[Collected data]
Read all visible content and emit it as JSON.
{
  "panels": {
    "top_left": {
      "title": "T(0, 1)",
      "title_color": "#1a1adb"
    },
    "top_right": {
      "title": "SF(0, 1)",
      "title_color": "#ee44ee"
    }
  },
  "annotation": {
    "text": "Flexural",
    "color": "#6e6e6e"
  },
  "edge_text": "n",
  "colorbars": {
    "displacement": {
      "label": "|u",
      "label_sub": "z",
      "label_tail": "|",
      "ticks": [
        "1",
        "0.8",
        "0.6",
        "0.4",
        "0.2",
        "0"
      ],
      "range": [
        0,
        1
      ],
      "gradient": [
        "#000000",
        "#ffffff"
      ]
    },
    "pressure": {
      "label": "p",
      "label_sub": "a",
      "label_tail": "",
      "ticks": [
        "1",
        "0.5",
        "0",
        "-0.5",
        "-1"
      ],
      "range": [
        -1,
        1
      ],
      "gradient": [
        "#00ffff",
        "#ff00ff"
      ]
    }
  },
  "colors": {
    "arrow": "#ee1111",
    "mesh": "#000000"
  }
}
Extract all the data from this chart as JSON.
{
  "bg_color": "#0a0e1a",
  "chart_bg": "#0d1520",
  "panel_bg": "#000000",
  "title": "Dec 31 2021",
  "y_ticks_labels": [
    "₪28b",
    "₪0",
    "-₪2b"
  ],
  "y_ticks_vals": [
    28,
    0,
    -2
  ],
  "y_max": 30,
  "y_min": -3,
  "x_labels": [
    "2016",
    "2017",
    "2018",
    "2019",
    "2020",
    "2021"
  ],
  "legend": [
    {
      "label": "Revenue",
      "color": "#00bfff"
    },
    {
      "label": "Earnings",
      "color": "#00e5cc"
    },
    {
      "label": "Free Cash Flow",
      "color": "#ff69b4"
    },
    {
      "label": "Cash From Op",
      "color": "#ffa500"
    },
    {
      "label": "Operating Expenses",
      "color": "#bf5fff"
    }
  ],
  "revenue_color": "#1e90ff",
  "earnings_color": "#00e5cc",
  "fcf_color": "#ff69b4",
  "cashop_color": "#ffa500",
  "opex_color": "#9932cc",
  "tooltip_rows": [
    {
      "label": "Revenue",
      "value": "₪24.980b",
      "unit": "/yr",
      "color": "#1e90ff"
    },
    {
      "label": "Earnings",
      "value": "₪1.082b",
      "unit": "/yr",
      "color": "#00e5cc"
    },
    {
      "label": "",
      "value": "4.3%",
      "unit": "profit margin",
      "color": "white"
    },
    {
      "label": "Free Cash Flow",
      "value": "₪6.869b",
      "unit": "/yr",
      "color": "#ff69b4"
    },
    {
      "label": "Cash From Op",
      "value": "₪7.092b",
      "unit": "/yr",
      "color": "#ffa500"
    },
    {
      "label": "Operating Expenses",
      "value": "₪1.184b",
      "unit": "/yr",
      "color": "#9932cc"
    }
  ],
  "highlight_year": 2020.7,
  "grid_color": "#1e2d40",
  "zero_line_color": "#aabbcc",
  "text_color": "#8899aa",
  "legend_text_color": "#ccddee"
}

● **EXERCISE**:
Retype the material above, line by line, exactly.

● **ANSWER TO THE TASK**:
Read all visible content and emit it as JSON.
{
  "panels": {
    "top_left": {
      "title": "T(0, 1)",
      "title_color": "#1a1adb"
    },
    "top_right": {
      "title": "SF(0, 1)",
      "title_color": "#ee44ee"
    }
  },
  "annotation": {
    "text": "Flexural",
    "color": "#6e6e6e"
  },
  "edge_text": "n",
  "colorbars": {
    "displacement": {
      "label": "|u",
      "label_sub": "z",
      "label_tail": "|",
      "ticks": [
        "1",
        "0.8",
        "0.6",
        "0.4",
        "0.2",
        "0"
      ],
      "range": [
        0,
        1
      ],
      "gradient": [
        "#000000",
        "#ffffff"
      ]
    },
    "pressure": {
      "label": "p",
      "label_sub": "a",
      "label_tail": "",
      "ticks": [
        "1",
        "0.5",
        "0",
        "-0.5",
        "-1"
      ],
      "range": [
        -1,
        1
      ],
      "gradient": [
        "#00ffff",
        "#ff00ff"
      ]
    }
  },
  "colors": {
    "arrow": "#ee1111",
    "mesh": "#000000"
  }
}
Extract all the data from this chart as JSON.
{
  "bg_color": "#0a0e1a",
  "chart_bg": "#0d1520",
  "panel_bg": "#000000",
  "title": "Dec 31 2021",
  "y_ticks_labels": [
    "₪28b",
    "₪0",
    "-₪2b"
  ],
  "y_ticks_vals": [
    28,
    0,
    -2
  ],
  "y_max": 30,
  "y_min": -3,
  "x_labels": [
    "2016",
    "2017",
    "2018",
    "2019",
    "2020",
    "2021"
  ],
  "legend": [
    {
      "label": "Revenue",
      "color": "#00bfff"
    },
    {
      "label": "Earnings",
      "color": "#00e5cc"
    },
    {
      "label": "Free Cash Flow",
      "color": "#ff69b4"
    },
    {
      "label": "Cash From Op",
      "color": "#ffa500"
    },
    {
      "label": "Operating Expenses",
      "color": "#bf5fff"
    }
  ],
  "revenue_color": "#1e90ff",
  "earnings_color": "#00e5cc",
  "fcf_color": "#ff69b4",
  "cashop_color": "#ffa500",
  "opex_color": "#9932cc",
  "tooltip_rows": [
    {
      "label": "Revenue",
      "value": "₪24.980b",
      "unit": "/yr",
      "color": "#1e90ff"
    },
    {
      "label": "Earnings",
      "value": "₪1.082b",
      "unit": "/yr",
      "color": "#00e5cc"
    },
    {
      "label": "",
      "value": "4.3%",
      "unit": "profit margin",
      "color": "white"
    },
    {
      "label": "Free Cash Flow",
      "value": "₪6.869b",
      "unit": "/yr",
      "color": "#ff69b4"
    },
    {
      "label": "Cash From Op",
      "value": "₪7.092b",
      "unit": "/yr",
      "color": "#ffa500"
    },
    {
      "label": "Operating Expenses",
      "value": "₪1.184b",
      "unit": "/yr",
      "color": "#9932cc"
    }
  ],
  "highlight_year": 2020.7,
  "grid_color": "#1e2d40",
  "zero_line_color": "#aabbcc",
  "text_color": "#8899aa",
  "legend_text_color": "#ccddee"
}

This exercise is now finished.